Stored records
[Start]
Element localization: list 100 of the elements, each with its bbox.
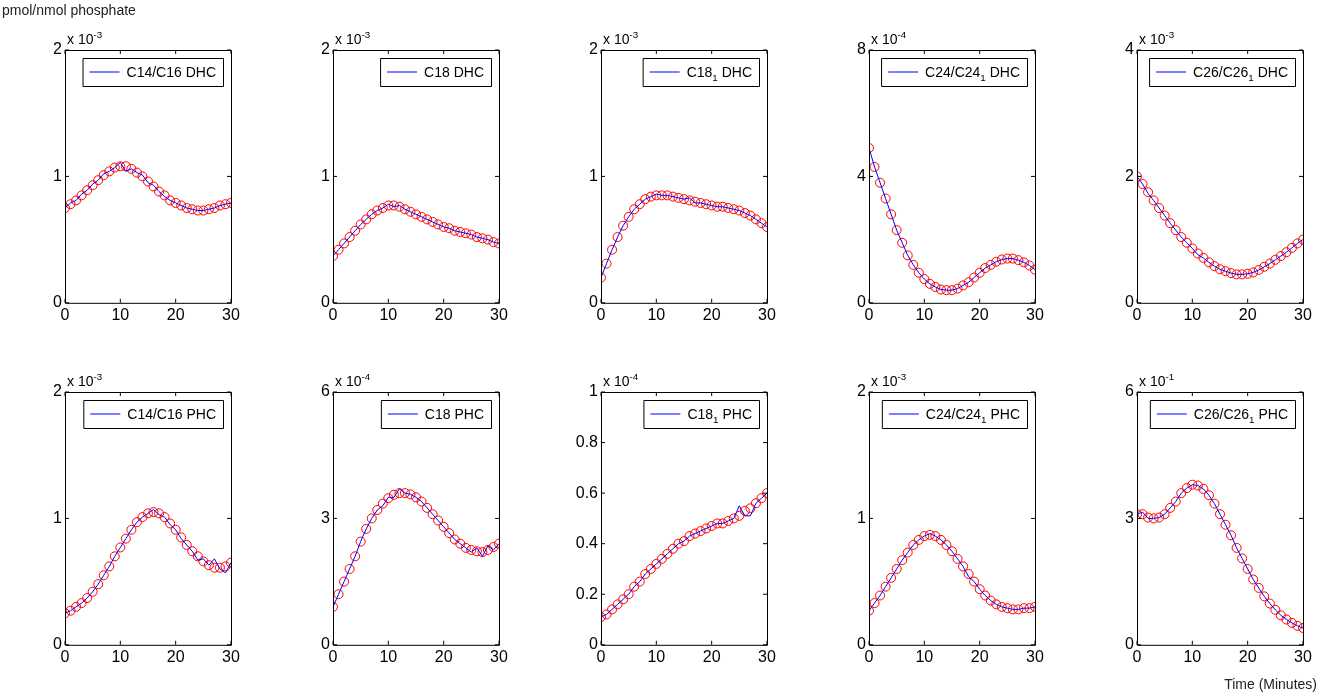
y-tick-label: 6 bbox=[321, 382, 331, 400]
point bbox=[477, 233, 488, 244]
point bbox=[913, 267, 924, 278]
point bbox=[137, 171, 148, 182]
x-tick-label: 30 bbox=[490, 305, 508, 323]
point bbox=[612, 599, 623, 610]
point bbox=[209, 562, 220, 573]
point bbox=[902, 250, 913, 261]
point bbox=[941, 285, 952, 296]
point bbox=[1264, 598, 1275, 609]
point bbox=[350, 551, 361, 562]
point bbox=[717, 201, 728, 212]
point bbox=[1275, 251, 1286, 262]
point bbox=[460, 228, 471, 239]
point bbox=[344, 563, 355, 574]
point bbox=[422, 502, 433, 513]
point bbox=[739, 505, 750, 516]
point bbox=[930, 531, 941, 542]
point bbox=[1237, 553, 1248, 564]
point bbox=[176, 532, 187, 543]
point bbox=[1209, 261, 1220, 272]
point bbox=[886, 572, 897, 583]
x-tick-label: 10 bbox=[379, 305, 398, 323]
point bbox=[192, 551, 203, 562]
x-tick-label: 20 bbox=[970, 305, 989, 323]
point bbox=[930, 282, 941, 292]
point bbox=[1248, 574, 1259, 585]
point bbox=[170, 524, 181, 535]
point bbox=[717, 518, 728, 529]
point bbox=[148, 181, 159, 192]
point bbox=[706, 520, 717, 531]
point bbox=[1181, 237, 1192, 248]
point bbox=[477, 547, 488, 558]
point bbox=[482, 545, 493, 555]
point bbox=[706, 200, 717, 211]
point bbox=[154, 186, 165, 197]
point bbox=[181, 539, 192, 550]
point bbox=[1002, 603, 1013, 614]
point bbox=[1018, 603, 1029, 614]
point bbox=[98, 170, 109, 181]
point bbox=[991, 599, 1002, 610]
point bbox=[455, 538, 466, 549]
point bbox=[1192, 248, 1203, 259]
point bbox=[220, 199, 231, 210]
point bbox=[662, 190, 673, 201]
point bbox=[897, 237, 908, 248]
point bbox=[433, 219, 444, 230]
point bbox=[143, 508, 153, 519]
point bbox=[969, 272, 980, 283]
x-tick-label: 30 bbox=[1026, 305, 1044, 323]
point bbox=[1226, 530, 1237, 541]
point bbox=[209, 203, 220, 213]
y-tick-label: 2 bbox=[53, 382, 63, 400]
point bbox=[126, 524, 137, 535]
point bbox=[607, 604, 618, 615]
point bbox=[126, 163, 137, 174]
point bbox=[891, 563, 902, 574]
point bbox=[159, 190, 170, 201]
point bbox=[919, 531, 930, 542]
point bbox=[897, 555, 908, 566]
point bbox=[734, 510, 745, 521]
point bbox=[115, 161, 126, 172]
point bbox=[750, 214, 761, 225]
point bbox=[449, 534, 460, 545]
point bbox=[935, 284, 946, 295]
point bbox=[969, 576, 980, 587]
point bbox=[427, 216, 438, 227]
point bbox=[198, 556, 209, 567]
point bbox=[728, 204, 739, 215]
point bbox=[1137, 509, 1148, 520]
point bbox=[1226, 268, 1237, 279]
point bbox=[377, 498, 388, 509]
point bbox=[919, 274, 930, 285]
point bbox=[618, 594, 629, 605]
y-tick-label: 1 bbox=[589, 166, 599, 184]
point bbox=[1148, 513, 1159, 524]
point bbox=[104, 166, 115, 177]
point bbox=[93, 579, 104, 590]
point bbox=[109, 162, 120, 173]
point bbox=[76, 190, 87, 201]
point bbox=[361, 523, 372, 534]
point bbox=[187, 546, 198, 557]
point bbox=[947, 285, 957, 296]
point bbox=[187, 204, 198, 215]
point bbox=[131, 167, 142, 178]
x-tick-label: 20 bbox=[166, 305, 185, 323]
point bbox=[1007, 253, 1018, 264]
point bbox=[388, 200, 399, 211]
point bbox=[640, 194, 651, 205]
point bbox=[87, 180, 98, 191]
point bbox=[701, 199, 712, 210]
point bbox=[695, 197, 706, 208]
point bbox=[433, 515, 444, 526]
point bbox=[76, 598, 87, 609]
point bbox=[411, 209, 421, 220]
point bbox=[913, 534, 924, 545]
point bbox=[355, 536, 366, 547]
point bbox=[366, 209, 377, 220]
point bbox=[1231, 542, 1242, 553]
point bbox=[1007, 604, 1018, 615]
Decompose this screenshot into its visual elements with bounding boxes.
[End]
Repeat the items above word for word, leaving out the pictures.

The answer:
Element localization: list 100 of the elements, each with its bbox.
y-tick-label: 6 bbox=[321, 382, 331, 400]
point bbox=[477, 233, 488, 244]
point bbox=[913, 267, 924, 278]
point bbox=[137, 171, 148, 182]
x-tick-label: 30 bbox=[490, 305, 508, 323]
point bbox=[612, 599, 623, 610]
point bbox=[209, 562, 220, 573]
point bbox=[902, 250, 913, 261]
point bbox=[941, 285, 952, 296]
point bbox=[1264, 598, 1275, 609]
point bbox=[350, 551, 361, 562]
point bbox=[717, 201, 728, 212]
point bbox=[1275, 251, 1286, 262]
point bbox=[460, 228, 471, 239]
point bbox=[344, 563, 355, 574]
point bbox=[422, 502, 433, 513]
point bbox=[739, 505, 750, 516]
point bbox=[930, 531, 941, 542]
point bbox=[1237, 553, 1248, 564]
point bbox=[176, 532, 187, 543]
point bbox=[1209, 261, 1220, 272]
point bbox=[886, 572, 897, 583]
x-tick-label: 10 bbox=[379, 305, 398, 323]
point bbox=[192, 551, 203, 562]
x-tick-label: 20 bbox=[970, 305, 989, 323]
point bbox=[930, 282, 941, 292]
point bbox=[1248, 574, 1259, 585]
point bbox=[170, 524, 181, 535]
point bbox=[717, 518, 728, 529]
point bbox=[148, 181, 159, 192]
point bbox=[706, 520, 717, 531]
point bbox=[1181, 237, 1192, 248]
point bbox=[477, 547, 488, 558]
point bbox=[482, 545, 493, 555]
point bbox=[706, 200, 717, 211]
point bbox=[154, 186, 165, 197]
point bbox=[181, 539, 192, 550]
point bbox=[1002, 603, 1013, 614]
point bbox=[1018, 603, 1029, 614]
point bbox=[98, 170, 109, 181]
point bbox=[991, 599, 1002, 610]
point bbox=[455, 538, 466, 549]
point bbox=[1192, 248, 1203, 259]
point bbox=[220, 199, 231, 210]
point bbox=[662, 190, 673, 201]
point bbox=[897, 237, 908, 248]
point bbox=[433, 219, 444, 230]
point bbox=[143, 508, 153, 519]
point bbox=[969, 272, 980, 283]
x-tick-label: 30 bbox=[1026, 305, 1044, 323]
point bbox=[1226, 530, 1237, 541]
point bbox=[209, 203, 220, 213]
y-tick-label: 2 bbox=[53, 382, 63, 400]
point bbox=[126, 524, 137, 535]
point bbox=[607, 604, 618, 615]
point bbox=[126, 163, 137, 174]
point bbox=[891, 563, 902, 574]
point bbox=[159, 190, 170, 201]
point bbox=[919, 531, 930, 542]
point bbox=[897, 555, 908, 566]
point bbox=[734, 510, 745, 521]
point bbox=[115, 161, 126, 172]
point bbox=[750, 214, 761, 225]
point bbox=[449, 534, 460, 545]
point bbox=[935, 284, 946, 295]
point bbox=[969, 576, 980, 587]
point bbox=[427, 216, 438, 227]
point bbox=[198, 556, 209, 567]
point bbox=[728, 204, 739, 215]
point bbox=[1137, 509, 1148, 520]
point bbox=[1226, 268, 1237, 279]
point bbox=[377, 498, 388, 509]
point bbox=[919, 274, 930, 285]
point bbox=[618, 594, 629, 605]
y-tick-label: 1 bbox=[589, 166, 599, 184]
point bbox=[1148, 513, 1159, 524]
point bbox=[104, 166, 115, 177]
point bbox=[93, 579, 104, 590]
point bbox=[109, 162, 120, 173]
point bbox=[76, 190, 87, 201]
point bbox=[361, 523, 372, 534]
point bbox=[187, 546, 198, 557]
point bbox=[947, 285, 957, 296]
point bbox=[187, 204, 198, 215]
point bbox=[131, 167, 142, 178]
x-tick-label: 20 bbox=[166, 305, 185, 323]
point bbox=[1007, 253, 1018, 264]
point bbox=[388, 200, 399, 211]
point bbox=[640, 194, 651, 205]
point bbox=[87, 180, 98, 191]
point bbox=[701, 199, 712, 210]
point bbox=[695, 197, 706, 208]
point bbox=[433, 515, 444, 526]
point bbox=[76, 598, 87, 609]
point bbox=[411, 209, 421, 220]
point bbox=[913, 534, 924, 545]
point bbox=[355, 536, 366, 547]
point bbox=[366, 209, 377, 220]
point bbox=[1231, 542, 1242, 553]
point bbox=[1007, 604, 1018, 615]
Decompose this screenshot into its visual elements with bounding boxes.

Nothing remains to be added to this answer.